Within the material below, how many lines carry the word "procedures"? State only the number.

Exercise data Start Marker

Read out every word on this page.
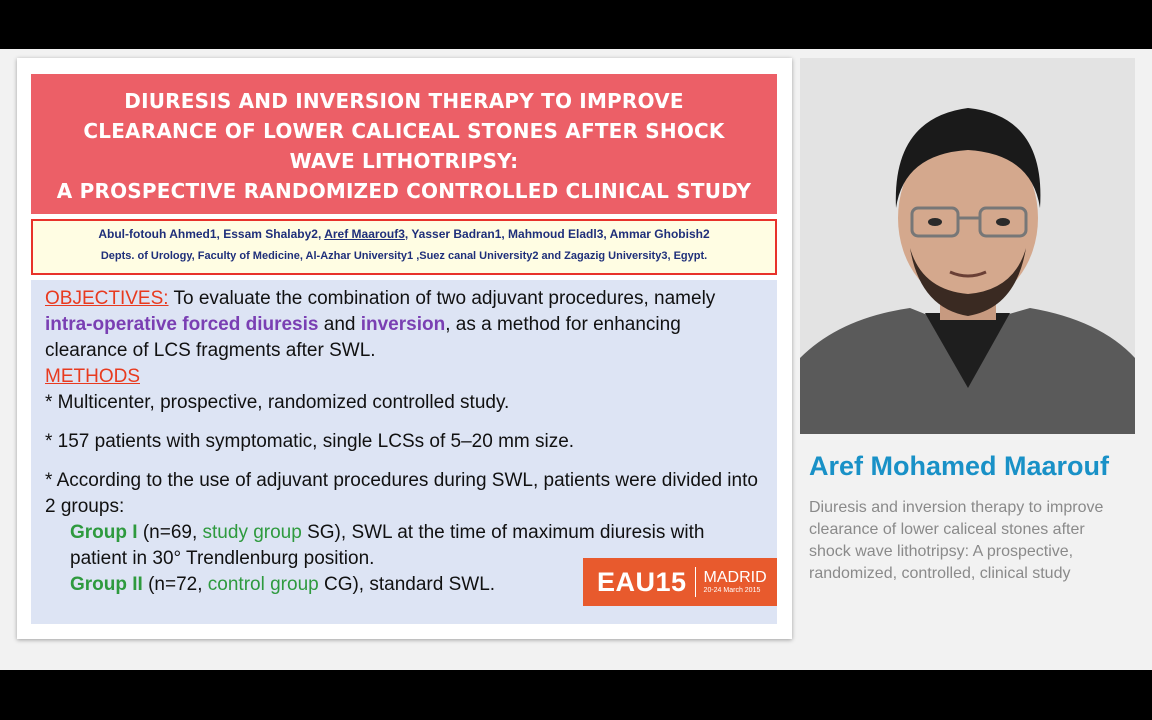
DIURESIS AND INVERSION THERAPY TO IMPROVE
CLEARANCE OF LOWER CALICEAL STONES AFTER SHOCK
WAVE LITHOTRIPSY:
A PROSPECTIVE RANDOMIZED CONTROLLED CLINICAL STUDY
Abul-fotouh Ahmed1, Essam Shalaby2, Aref Maarouf3, Yasser Badran1, Mahmoud Eladl3, Ammar Ghobish2
Depts. of Urology, Faculty of Medicine, Al-Azhar University1 ,Suez canal University2 and Zagazig University3, Egypt.

OBJECTIVES: To evaluate the combination of two adjuvant procedures, namely intra-operative forced diuresis and inversion, as a method for enhancing clearance of LCS fragments after SWL.

METHODS

* Multicenter, prospective, randomized controlled study.

* 157 patients with symptomatic, single LCSs of 5–20 mm size.

* According to the use of adjuvant procedures during SWL, patients were divided into 2 groups:

Group I (n=69, study group SG), SWL at the time of maximum diuresis with patient in 30° Trendlenburg position.

Group II (n=72, control group CG), standard SWL.	EAU15 MADRID
20-24 March 2015
Aref Mohamed Maarouf
Diuresis and inversion therapy to improve clearance of lower caliceal stones after shock wave lithotripsy: A prospective, randomized, controlled, clinical study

Exercise data End Marker

# Answer
2